Directions
Go through the entries below and count the lines holding the word "date". Reply with only the number, please.

Raw records
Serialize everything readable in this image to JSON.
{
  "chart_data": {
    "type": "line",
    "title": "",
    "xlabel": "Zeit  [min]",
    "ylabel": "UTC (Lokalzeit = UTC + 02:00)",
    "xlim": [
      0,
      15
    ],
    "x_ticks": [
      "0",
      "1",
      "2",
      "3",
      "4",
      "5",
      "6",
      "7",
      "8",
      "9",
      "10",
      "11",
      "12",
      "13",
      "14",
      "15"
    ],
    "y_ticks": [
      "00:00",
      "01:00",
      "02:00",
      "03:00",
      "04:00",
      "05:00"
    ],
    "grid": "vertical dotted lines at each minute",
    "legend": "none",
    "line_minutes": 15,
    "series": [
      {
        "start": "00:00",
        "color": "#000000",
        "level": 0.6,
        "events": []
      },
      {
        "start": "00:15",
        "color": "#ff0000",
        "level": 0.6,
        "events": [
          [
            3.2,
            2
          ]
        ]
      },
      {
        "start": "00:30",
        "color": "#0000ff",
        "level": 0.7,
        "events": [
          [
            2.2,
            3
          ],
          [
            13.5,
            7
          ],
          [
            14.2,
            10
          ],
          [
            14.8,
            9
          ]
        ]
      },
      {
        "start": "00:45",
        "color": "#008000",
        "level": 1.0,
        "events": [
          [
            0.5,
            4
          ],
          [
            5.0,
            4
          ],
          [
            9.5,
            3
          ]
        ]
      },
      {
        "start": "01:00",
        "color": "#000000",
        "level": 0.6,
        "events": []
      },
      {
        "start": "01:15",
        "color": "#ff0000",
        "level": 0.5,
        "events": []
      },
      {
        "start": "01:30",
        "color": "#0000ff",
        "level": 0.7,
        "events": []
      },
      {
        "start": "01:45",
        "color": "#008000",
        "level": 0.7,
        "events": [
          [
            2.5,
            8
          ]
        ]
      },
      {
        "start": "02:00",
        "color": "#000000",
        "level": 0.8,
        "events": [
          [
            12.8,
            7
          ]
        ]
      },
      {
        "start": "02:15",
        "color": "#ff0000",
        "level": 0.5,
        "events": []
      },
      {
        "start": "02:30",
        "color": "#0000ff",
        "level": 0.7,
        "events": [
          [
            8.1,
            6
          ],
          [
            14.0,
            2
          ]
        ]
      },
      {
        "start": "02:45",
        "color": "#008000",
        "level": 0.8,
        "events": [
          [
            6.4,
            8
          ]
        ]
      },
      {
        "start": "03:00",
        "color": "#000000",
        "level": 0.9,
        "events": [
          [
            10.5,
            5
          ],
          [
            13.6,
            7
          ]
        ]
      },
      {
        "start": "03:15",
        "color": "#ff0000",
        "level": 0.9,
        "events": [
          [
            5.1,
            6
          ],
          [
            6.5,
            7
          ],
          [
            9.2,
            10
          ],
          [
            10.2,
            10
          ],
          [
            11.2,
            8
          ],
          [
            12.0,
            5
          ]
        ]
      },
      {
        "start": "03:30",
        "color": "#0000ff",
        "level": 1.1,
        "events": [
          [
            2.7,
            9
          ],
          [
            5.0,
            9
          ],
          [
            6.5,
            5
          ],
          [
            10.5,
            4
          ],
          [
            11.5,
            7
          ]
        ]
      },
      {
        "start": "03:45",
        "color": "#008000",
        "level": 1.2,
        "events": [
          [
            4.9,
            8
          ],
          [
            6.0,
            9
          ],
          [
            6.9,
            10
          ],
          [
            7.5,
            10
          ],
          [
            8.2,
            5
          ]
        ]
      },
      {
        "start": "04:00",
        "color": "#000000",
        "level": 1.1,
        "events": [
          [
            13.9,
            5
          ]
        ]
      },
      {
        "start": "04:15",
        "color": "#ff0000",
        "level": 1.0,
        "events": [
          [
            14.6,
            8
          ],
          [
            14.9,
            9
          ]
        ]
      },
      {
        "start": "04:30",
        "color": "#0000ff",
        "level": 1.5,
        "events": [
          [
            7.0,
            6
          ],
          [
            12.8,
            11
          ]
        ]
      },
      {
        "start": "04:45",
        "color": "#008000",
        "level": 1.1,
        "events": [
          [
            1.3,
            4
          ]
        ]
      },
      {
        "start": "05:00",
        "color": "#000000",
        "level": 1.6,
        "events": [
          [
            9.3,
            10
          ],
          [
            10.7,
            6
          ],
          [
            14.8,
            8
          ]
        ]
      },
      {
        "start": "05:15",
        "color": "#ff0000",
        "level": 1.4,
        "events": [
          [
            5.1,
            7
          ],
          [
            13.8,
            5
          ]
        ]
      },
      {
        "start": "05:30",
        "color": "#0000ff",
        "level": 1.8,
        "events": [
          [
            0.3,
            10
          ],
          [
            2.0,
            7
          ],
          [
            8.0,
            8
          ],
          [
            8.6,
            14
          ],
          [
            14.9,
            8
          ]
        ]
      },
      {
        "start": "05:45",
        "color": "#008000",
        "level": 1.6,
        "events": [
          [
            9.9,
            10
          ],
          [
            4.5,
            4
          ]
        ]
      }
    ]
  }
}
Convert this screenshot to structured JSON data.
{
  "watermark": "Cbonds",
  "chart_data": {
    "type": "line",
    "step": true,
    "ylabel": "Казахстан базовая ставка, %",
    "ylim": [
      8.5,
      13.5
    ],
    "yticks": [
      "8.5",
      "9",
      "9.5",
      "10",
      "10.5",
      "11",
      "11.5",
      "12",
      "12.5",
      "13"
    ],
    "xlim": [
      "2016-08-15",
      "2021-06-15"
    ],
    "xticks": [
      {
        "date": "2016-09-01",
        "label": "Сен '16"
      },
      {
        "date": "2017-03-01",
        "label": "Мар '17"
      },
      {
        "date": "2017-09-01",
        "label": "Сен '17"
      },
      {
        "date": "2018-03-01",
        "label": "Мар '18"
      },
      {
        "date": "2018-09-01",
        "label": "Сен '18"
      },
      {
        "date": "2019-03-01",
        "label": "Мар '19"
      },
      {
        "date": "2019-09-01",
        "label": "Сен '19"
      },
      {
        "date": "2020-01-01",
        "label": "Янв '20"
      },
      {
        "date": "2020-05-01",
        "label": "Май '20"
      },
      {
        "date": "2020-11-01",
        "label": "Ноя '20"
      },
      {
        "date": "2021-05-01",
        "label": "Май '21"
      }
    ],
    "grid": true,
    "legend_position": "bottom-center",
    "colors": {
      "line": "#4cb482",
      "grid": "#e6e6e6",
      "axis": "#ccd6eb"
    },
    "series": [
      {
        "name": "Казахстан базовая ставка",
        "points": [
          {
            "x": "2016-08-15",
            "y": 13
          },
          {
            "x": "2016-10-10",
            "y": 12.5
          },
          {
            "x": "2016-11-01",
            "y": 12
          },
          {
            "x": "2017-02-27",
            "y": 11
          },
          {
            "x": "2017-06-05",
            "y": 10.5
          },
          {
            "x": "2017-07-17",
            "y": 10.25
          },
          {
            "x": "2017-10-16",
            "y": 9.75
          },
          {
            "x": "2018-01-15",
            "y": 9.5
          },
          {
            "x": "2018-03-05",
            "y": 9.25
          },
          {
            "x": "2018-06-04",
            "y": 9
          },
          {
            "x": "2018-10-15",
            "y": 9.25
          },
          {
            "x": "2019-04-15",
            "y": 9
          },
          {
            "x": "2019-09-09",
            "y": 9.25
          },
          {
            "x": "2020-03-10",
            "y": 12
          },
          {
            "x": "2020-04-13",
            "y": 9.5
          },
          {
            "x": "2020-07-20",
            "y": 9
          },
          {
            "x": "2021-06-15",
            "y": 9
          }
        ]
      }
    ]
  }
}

Answer to this exercise
11